§ What is being asked:
The records below are made of lines; count those holding the word "caption" and give the number only.

Data records
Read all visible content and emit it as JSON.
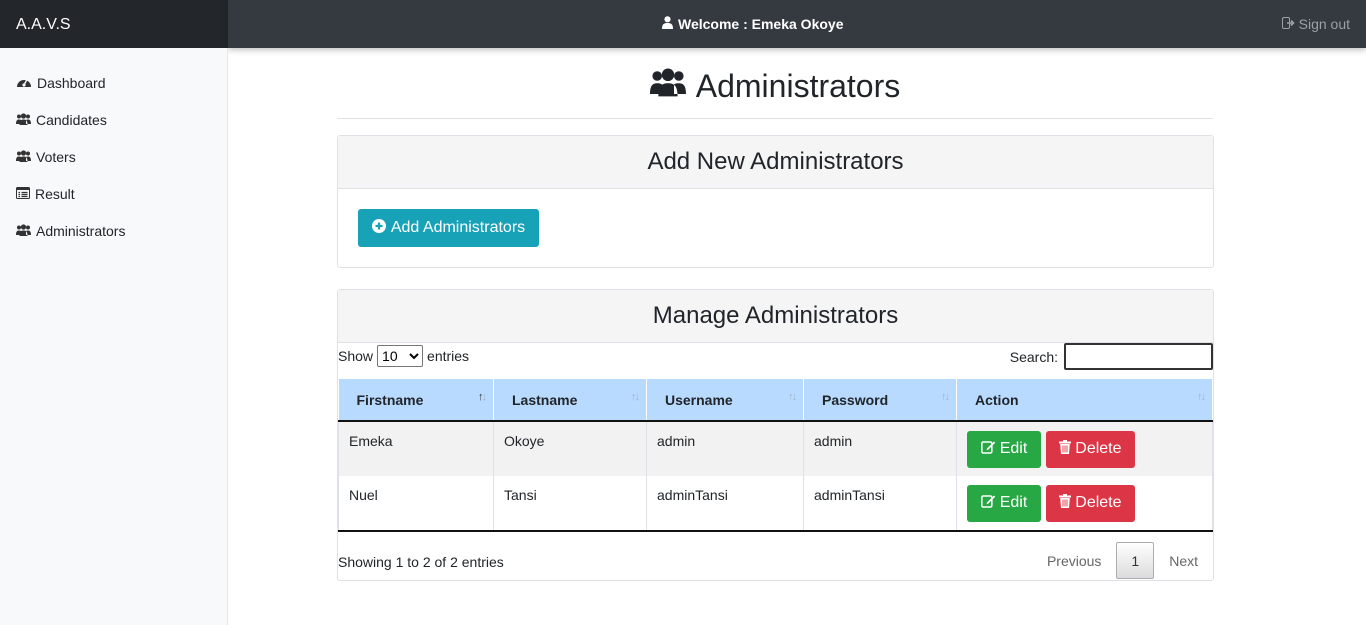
{
  "app": {
    "brand": "A.A.V.S"
  },
  "header": {
    "welcome": "Welcome : Emeka Okoye",
    "signout": "Sign out"
  },
  "sidebar": {
    "items": [
      {
        "label": "Dashboard",
        "icon": "dashboard-icon"
      },
      {
        "label": "Candidates",
        "icon": "users-icon"
      },
      {
        "label": "Voters",
        "icon": "users-icon"
      },
      {
        "label": "Result",
        "icon": "list-icon"
      },
      {
        "label": "Administrators",
        "icon": "users-icon"
      }
    ]
  },
  "page": {
    "title": "Administrators"
  },
  "add_card": {
    "title": "Add New Administrators",
    "button": "Add Administrators"
  },
  "manage_card": {
    "title": "Manage Administrators",
    "show_label": "Show",
    "entries_label": "entries",
    "page_length": "10",
    "search_label": "Search:",
    "search_value": "",
    "columns": [
      "Firstname",
      "Lastname",
      "Username",
      "Password",
      "Action"
    ],
    "rows": [
      {
        "firstname": "Emeka",
        "lastname": "Okoye",
        "username": "admin",
        "password": "admin"
      },
      {
        "firstname": "Nuel",
        "lastname": "Tansi",
        "username": "adminTansi",
        "password": "adminTansi"
      }
    ],
    "edit_label": "Edit",
    "delete_label": "Delete",
    "info": "Showing 1 to 2 of 2 entries",
    "pager": {
      "previous": "Previous",
      "current": "1",
      "next": "Next"
    }
  },
  "colors": {
    "topbar": "#343a40",
    "brand_bg": "#23272b",
    "info": "#17a2b8",
    "success": "#28a745",
    "danger": "#dc3545",
    "table_head": "#b8daff"
  }
}
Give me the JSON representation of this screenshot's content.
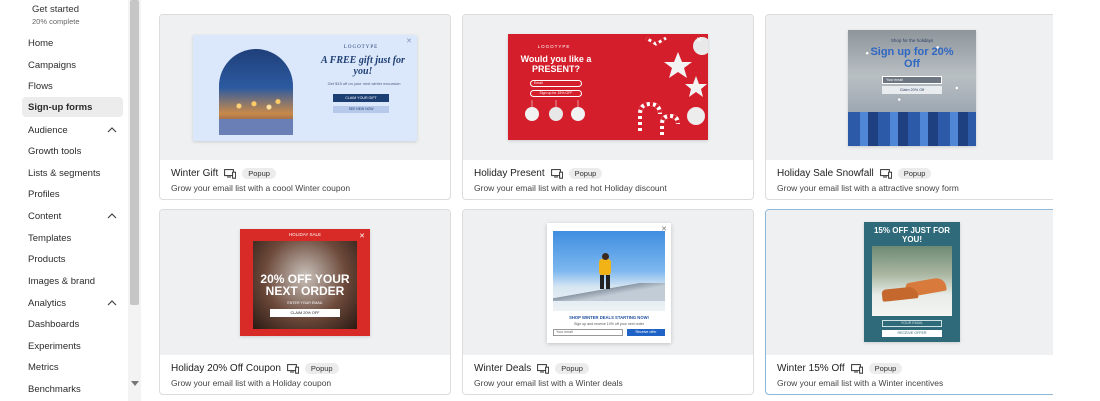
{
  "sidebar": {
    "get_started": {
      "title": "Get started",
      "subtitle": "20% complete"
    },
    "items": [
      {
        "label": "Home"
      },
      {
        "label": "Campaigns"
      },
      {
        "label": "Flows"
      },
      {
        "label": "Sign-up forms",
        "active": true
      },
      {
        "label": "Audience",
        "expanded": true
      },
      {
        "label": "Growth tools"
      },
      {
        "label": "Lists & segments"
      },
      {
        "label": "Profiles"
      },
      {
        "label": "Content",
        "expanded": true
      },
      {
        "label": "Templates"
      },
      {
        "label": "Products"
      },
      {
        "label": "Images & brand"
      },
      {
        "label": "Analytics",
        "expanded": true
      },
      {
        "label": "Dashboards"
      },
      {
        "label": "Experiments"
      },
      {
        "label": "Metrics"
      },
      {
        "label": "Benchmarks"
      }
    ]
  },
  "badge_label": "Popup",
  "cards": [
    {
      "name": "Winter Gift",
      "desc": "Grow your email list with a coool Winter coupon",
      "preview": {
        "logotype": "LOGOTYPE",
        "headline": "A FREE gift just for you!",
        "body": "Get $15 off on your next winter excursion",
        "cta": "CLAIM YOUR GIFT",
        "secondary": "SEE NEW NOW"
      }
    },
    {
      "name": "Holiday Present",
      "desc": "Grow your email list with a red hot Holiday discount",
      "preview": {
        "logotype": "LOGOTYPE",
        "headline": "Would you like a PRESENT?",
        "email": "Email",
        "cta": "Sign up for 15% OFF"
      }
    },
    {
      "name": "Holiday Sale Snowfall",
      "desc": "Grow your email list with a attractive snowy form",
      "preview": {
        "kicker": "Shop for the holidays",
        "headline": "Sign up for 20% Off",
        "email": "Your email",
        "cta": "Claim 20% Off"
      }
    },
    {
      "name": "Holiday 20% Off Coupon",
      "desc": "Grow your email list with a Holiday coupon",
      "preview": {
        "kicker": "HOLIDAY SALE",
        "headline": "20% OFF YOUR NEXT ORDER",
        "email": "ENTER YOUR EMAIL",
        "cta": "CLAIM 20% OFF"
      }
    },
    {
      "name": "Winter Deals",
      "desc": "Grow your email list with a Winter deals",
      "preview": {
        "headline": "SHOP WINTER DEALS STARTING NOW!",
        "body": "Sign up and receive 10% off your next order",
        "email": "Your email",
        "cta": "Receive offer"
      }
    },
    {
      "name": "Winter 15% Off",
      "desc": "Grow your email list with a Winter incentives",
      "preview": {
        "headline": "15% OFF JUST FOR YOU!",
        "email": "YOUR EMAIL",
        "cta": "RECEIVE OFFER"
      }
    }
  ]
}
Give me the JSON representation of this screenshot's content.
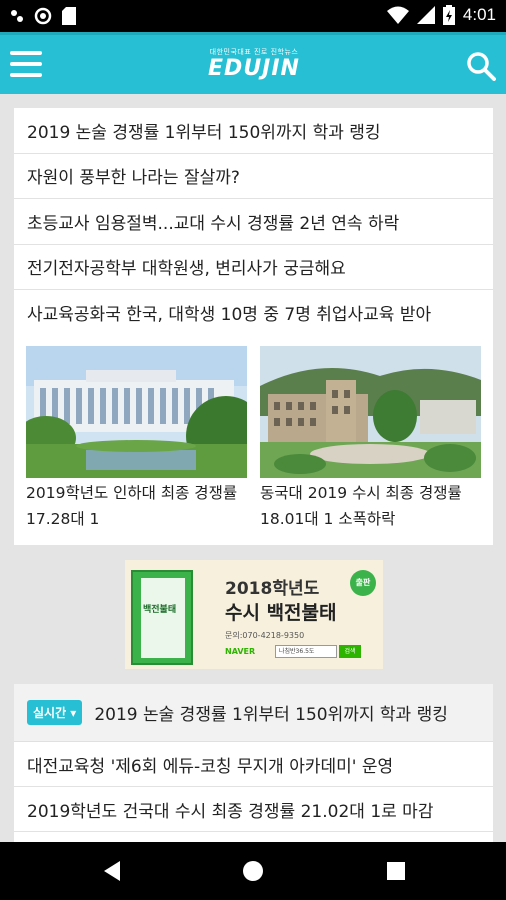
{
  "status_bar": {
    "time": "4:01",
    "icons": [
      "notification-dot-icon",
      "circle-icon",
      "sd-card-icon",
      "wifi-icon",
      "signal-icon",
      "battery-icon"
    ]
  },
  "app_bar": {
    "logo_tagline": "대한민국대표 진로 진학뉴스",
    "logo_text": "EDUJIN",
    "accent_color": "#27bfd3"
  },
  "headlines": [
    "2019 논술 경쟁률 1위부터 150위까지 학과 랭킹",
    "자원이 풍부한 나라는 잘살까?",
    "초등교사 임용절벽...교대 수시 경쟁률 2년 연속 하락",
    "전기전자공학부 대학원생, 변리사가 궁금해요",
    "사교육공화국 한국, 대학생 10명 중 7명 취업사교육 받아"
  ],
  "thumbnails": [
    {
      "caption": "2019학년도 인하대 최종 경쟁률 17.28대 1"
    },
    {
      "caption": "동국대 2019 수시 최종 경쟁률 18.01대 1 소폭하락"
    }
  ],
  "ad": {
    "book_title": "백전불태",
    "line1": "2018학년도",
    "line2": "수시 백전불태",
    "inquiry": "문의:070-4218-9350",
    "naver": "NAVER",
    "search_text": "나침반36.5도",
    "search_button": "검색",
    "badge": "출판"
  },
  "realtime": {
    "tag": "실시간",
    "headline": "2019 논술 경쟁률 1위부터 150위까지 학과 랭킹",
    "items": [
      "대전교육청 '제6회 에듀-코칭 무지개 아카데미' 운영",
      "2019학년도 건국대 수시 최종 경쟁률 21.02대 1로 마감"
    ]
  }
}
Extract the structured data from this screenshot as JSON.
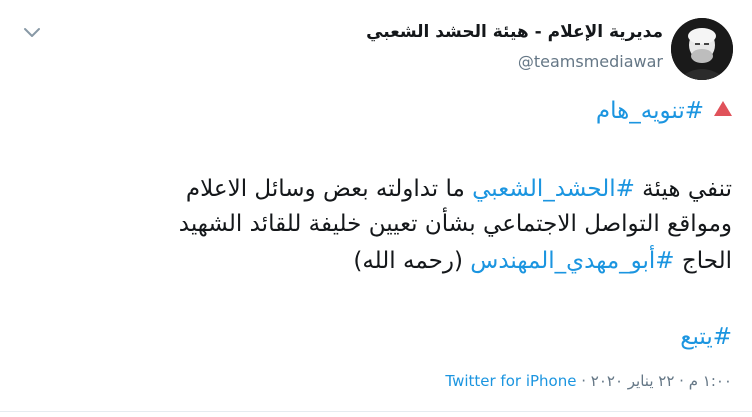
{
  "author": {
    "display_name": "مديرية الإعلام - هيئة الحشد الشعبي",
    "handle": "@teamsmediawar",
    "avatar_icon": "avatar-portrait"
  },
  "tweet": {
    "line1": {
      "icon": "red-triangle-icon",
      "hashtag": "#تنويه_هام"
    },
    "line3": {
      "before": "تنفي هيئة ",
      "hashtag": "#الحشد_الشعبي",
      "after": " ما تداولته بعض وسائل الاعلام"
    },
    "line4": "ومواقع التواصل الاجتماعي بشأن تعيين خليفة للقائد الشهيد",
    "line5": {
      "before": "الحاج ",
      "hashtag": "#أبو_مهدي_المهندس",
      "after": " (رحمه الله)"
    },
    "line6_hashtag": "#يتبع"
  },
  "meta": {
    "time_date": "١:٠٠ م · ٢٢ يناير ٢٠٢٠ · ",
    "source": "Twitter for iPhone"
  },
  "colors": {
    "link": "#1b95e0",
    "text": "#14171a",
    "secondary": "#657786",
    "warning": "#e0525a"
  }
}
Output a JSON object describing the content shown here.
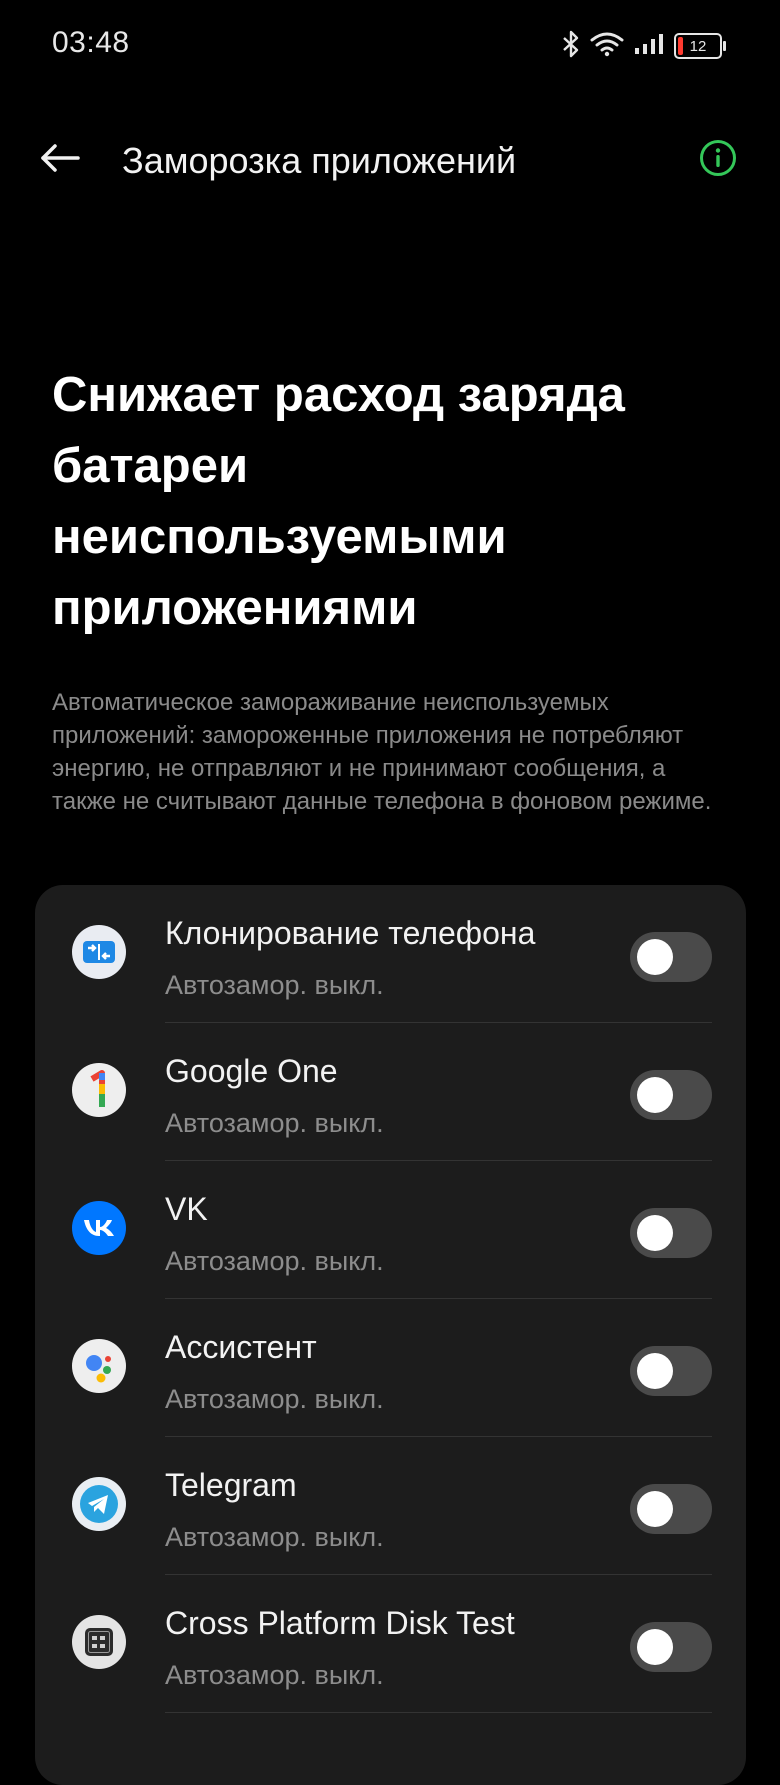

§ Output of the exercise:
2